**GOAL:**
Every line of the material below should be repeated exactly.

**RECORD EXTRACTS:**
------------------------------------------------------------
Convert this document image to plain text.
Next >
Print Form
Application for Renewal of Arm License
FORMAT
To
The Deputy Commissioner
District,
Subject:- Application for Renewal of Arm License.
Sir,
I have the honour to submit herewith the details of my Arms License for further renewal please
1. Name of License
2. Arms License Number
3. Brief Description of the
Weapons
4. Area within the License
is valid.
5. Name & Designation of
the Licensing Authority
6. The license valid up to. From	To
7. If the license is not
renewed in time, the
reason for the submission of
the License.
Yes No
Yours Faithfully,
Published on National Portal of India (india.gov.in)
------------------------------------------------------------
**THE OUTPUT:**
Convert this document image to plain text.
Next >
Print Form
Application for Renewal of Arm License
FORMAT
To
The Deputy Commissioner
District,
Subject:- Application for Renewal of Arm License.
Sir,
I have the honour to submit herewith the details of my Arms License for further renewal please
1. Name of License
2. Arms License Number
3. Brief Description of the
Weapons
4. Area within the License
is valid.
5. Name & Designation of
the Licensing Authority
6. The license valid up to. From	To
7. If the license is not
renewed in time, the
reason for the submission of
the License.
Yes No
Yours Faithfully,
Published on National Portal of India (india.gov.in)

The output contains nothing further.